Transcribed document page entries
------------------------------
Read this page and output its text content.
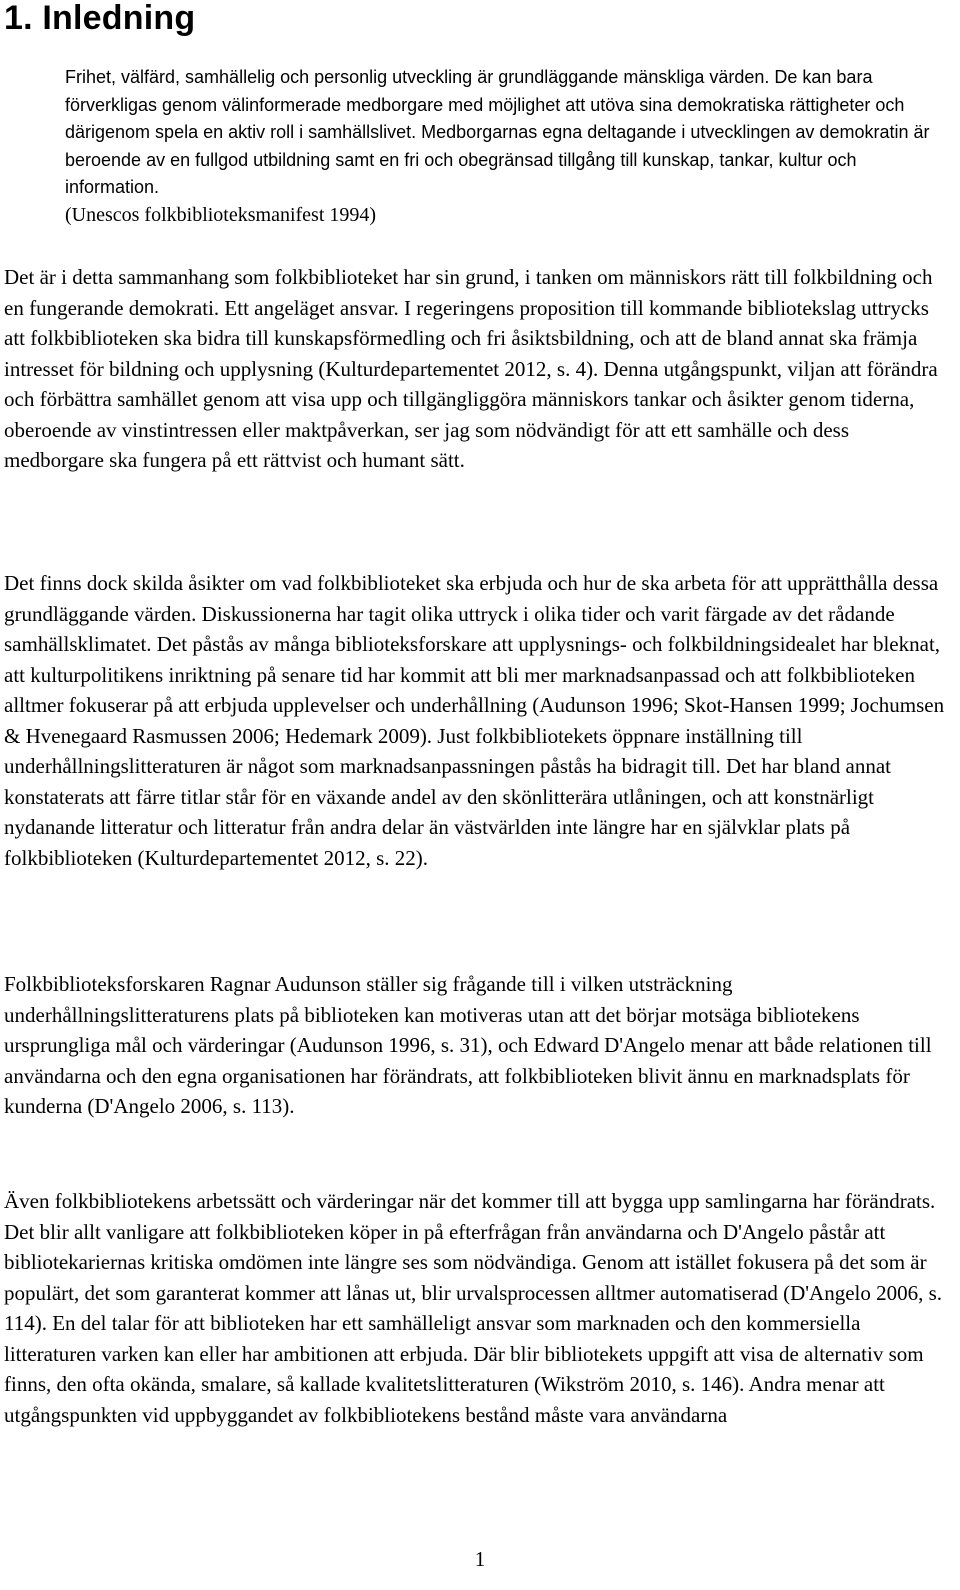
1. Inledning
Frihet, välfärd, samhällelig och personlig utveckling är grundläggande mänskliga värden. De kan bara förverkligas genom välinformerade medborgare med möjlighet att utöva sina demokratiska rättigheter och därigenom spela en aktiv roll i samhällslivet. Medborgarnas egna deltagande i utvecklingen av demokratin är beroende av en fullgod utbildning samt en fri och obegränsad tillgång till kunskap, tankar, kultur och information.
(Unescos folkbiblioteksmanifest 1994)

Det är i detta sammanhang som folkbiblioteket har sin grund, i tanken om människors rätt till folkbildning och en fungerande demokrati. Ett angeläget ansvar. I regeringens proposition till kommande bibliotekslag uttrycks att folkbiblioteken ska bidra till kunskapsförmedling och fri åsiktsbildning, och att de bland annat ska främja intresset för bildning och upplysning (Kulturdepartementet 2012, s. 4). Denna utgångspunkt, viljan att förändra och förbättra samhället genom att visa upp och tillgängliggöra människors tankar och åsikter genom tiderna, oberoende av vinstintressen eller maktpåverkan, ser jag som nödvändigt för att ett samhälle och dess medborgare ska fungera på ett rättvist och humant sätt.

Det finns dock skilda åsikter om vad folkbiblioteket ska erbjuda och hur de ska arbeta för att upprätthålla dessa grundläggande värden. Diskussionerna har tagit olika uttryck i olika tider och varit färgade av det rådande samhällsklimatet. Det påstås av många biblioteksforskare att upplysnings- och folkbildningsidealet har bleknat, att kulturpolitikens inriktning på senare tid har kommit att bli mer marknadsanpassad och att folkbiblioteken alltmer fokuserar på att erbjuda upplevelser och underhållning (Audunson 1996; Skot-Hansen 1999; Jochumsen & Hvenegaard Rasmussen 2006; Hedemark 2009). Just folkbibliotekets öppnare inställning till underhållningslitteraturen är något som marknadsanpassningen påstås ha bidragit till. Det har bland annat konstaterats att färre titlar står för en växande andel av den skönlitterära utlåningen, och att konstnärligt nydanande litteratur och litteratur från andra delar än västvärlden inte längre har en självklar plats på folkbiblioteken (Kulturdepartementet 2012, s. 22).

Folkbiblioteksforskaren Ragnar Audunson ställer sig frågande till i vilken utsträckning underhållningslitteraturens plats på biblioteken kan motiveras utan att det börjar motsäga bibliotekens ursprungliga mål och värderingar (Audunson 1996, s. 31), och Edward D'Angelo menar att både relationen till användarna och den egna organisationen har förändrats, att folkbiblioteken blivit ännu en marknadsplats för kunderna (D'Angelo 2006, s. 113).

Även folkbibliotekens arbetssätt och värderingar när det kommer till att bygga upp samlingarna har förändrats. Det blir allt vanligare att folkbiblioteken köper in på efterfrågan från användarna och D'Angelo påstår att bibliotekariernas kritiska omdömen inte längre ses som nödvändiga. Genom att istället fokusera på det som är populärt, det som garanterat kommer att lånas ut, blir urvalsprocessen alltmer automatiserad (D'Angelo 2006, s. 114). En del talar för att biblioteken har ett samhälleligt ansvar som marknaden och den kommersiella litteraturen varken kan eller har ambitionen att erbjuda. Där blir bibliotekets uppgift att visa de alternativ som finns, den ofta okända, smalare, så kallade kvalitetslitteraturen (Wikström 2010, s. 146). Andra menar att utgångspunkten vid uppbyggandet av folkbibliotekens bestånd måste vara användarna

1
------------------------------
◆ Task directions ◆
When copying the entries above, keep each word as it is and exclude any image.

◆ Reply ◆
Read this page and output its text content.
1. Inledning
Frihet, välfärd, samhällelig och personlig utveckling är grundläggande mänskliga värden. De kan bara förverkligas genom välinformerade medborgare med möjlighet att utöva sina demokratiska rättigheter och därigenom spela en aktiv roll i samhällslivet. Medborgarnas egna deltagande i utvecklingen av demokratin är beroende av en fullgod utbildning samt en fri och obegränsad tillgång till kunskap, tankar, kultur och information.
(Unescos folkbiblioteksmanifest 1994)

Det är i detta sammanhang som folkbiblioteket har sin grund, i tanken om människors rätt till folkbildning och en fungerande demokrati. Ett angeläget ansvar. I regeringens proposition till kommande bibliotekslag uttrycks att folkbiblioteken ska bidra till kunskapsförmedling och fri åsiktsbildning, och att de bland annat ska främja intresset för bildning och upplysning (Kulturdepartementet 2012, s. 4). Denna utgångspunkt, viljan att förändra och förbättra samhället genom att visa upp och tillgängliggöra människors tankar och åsikter genom tiderna, oberoende av vinstintressen eller maktpåverkan, ser jag som nödvändigt för att ett samhälle och dess medborgare ska fungera på ett rättvist och humant sätt.

Det finns dock skilda åsikter om vad folkbiblioteket ska erbjuda och hur de ska arbeta för att upprätthålla dessa grundläggande värden. Diskussionerna har tagit olika uttryck i olika tider och varit färgade av det rådande samhällsklimatet. Det påstås av många biblioteksforskare att upplysnings- och folkbildningsidealet har bleknat, att kulturpolitikens inriktning på senare tid har kommit att bli mer marknadsanpassad och att folkbiblioteken alltmer fokuserar på att erbjuda upplevelser och underhållning (Audunson 1996; Skot-Hansen 1999; Jochumsen & Hvenegaard Rasmussen 2006; Hedemark 2009). Just folkbibliotekets öppnare inställning till underhållningslitteraturen är något som marknadsanpassningen påstås ha bidragit till. Det har bland annat konstaterats att färre titlar står för en växande andel av den skönlitterära utlåningen, och att konstnärligt nydanande litteratur och litteratur från andra delar än västvärlden inte längre har en självklar plats på folkbiblioteken (Kulturdepartementet 2012, s. 22).

Folkbiblioteksforskaren Ragnar Audunson ställer sig frågande till i vilken utsträckning underhållningslitteraturens plats på biblioteken kan motiveras utan att det börjar motsäga bibliotekens ursprungliga mål och värderingar (Audunson 1996, s. 31), och Edward D'Angelo menar att både relationen till användarna och den egna organisationen har förändrats, att folkbiblioteken blivit ännu en marknadsplats för kunderna (D'Angelo 2006, s. 113).

Även folkbibliotekens arbetssätt och värderingar när det kommer till att bygga upp samlingarna har förändrats. Det blir allt vanligare att folkbiblioteken köper in på efterfrågan från användarna och D'Angelo påstår att bibliotekariernas kritiska omdömen inte längre ses som nödvändiga. Genom att istället fokusera på det som är populärt, det som garanterat kommer att lånas ut, blir urvalsprocessen alltmer automatiserad (D'Angelo 2006, s. 114). En del talar för att biblioteken har ett samhälleligt ansvar som marknaden och den kommersiella litteraturen varken kan eller har ambitionen att erbjuda. Där blir bibliotekets uppgift att visa de alternativ som finns, den ofta okända, smalare, så kallade kvalitetslitteraturen (Wikström 2010, s. 146). Andra menar att utgångspunkten vid uppbyggandet av folkbibliotekens bestånd måste vara användarna

1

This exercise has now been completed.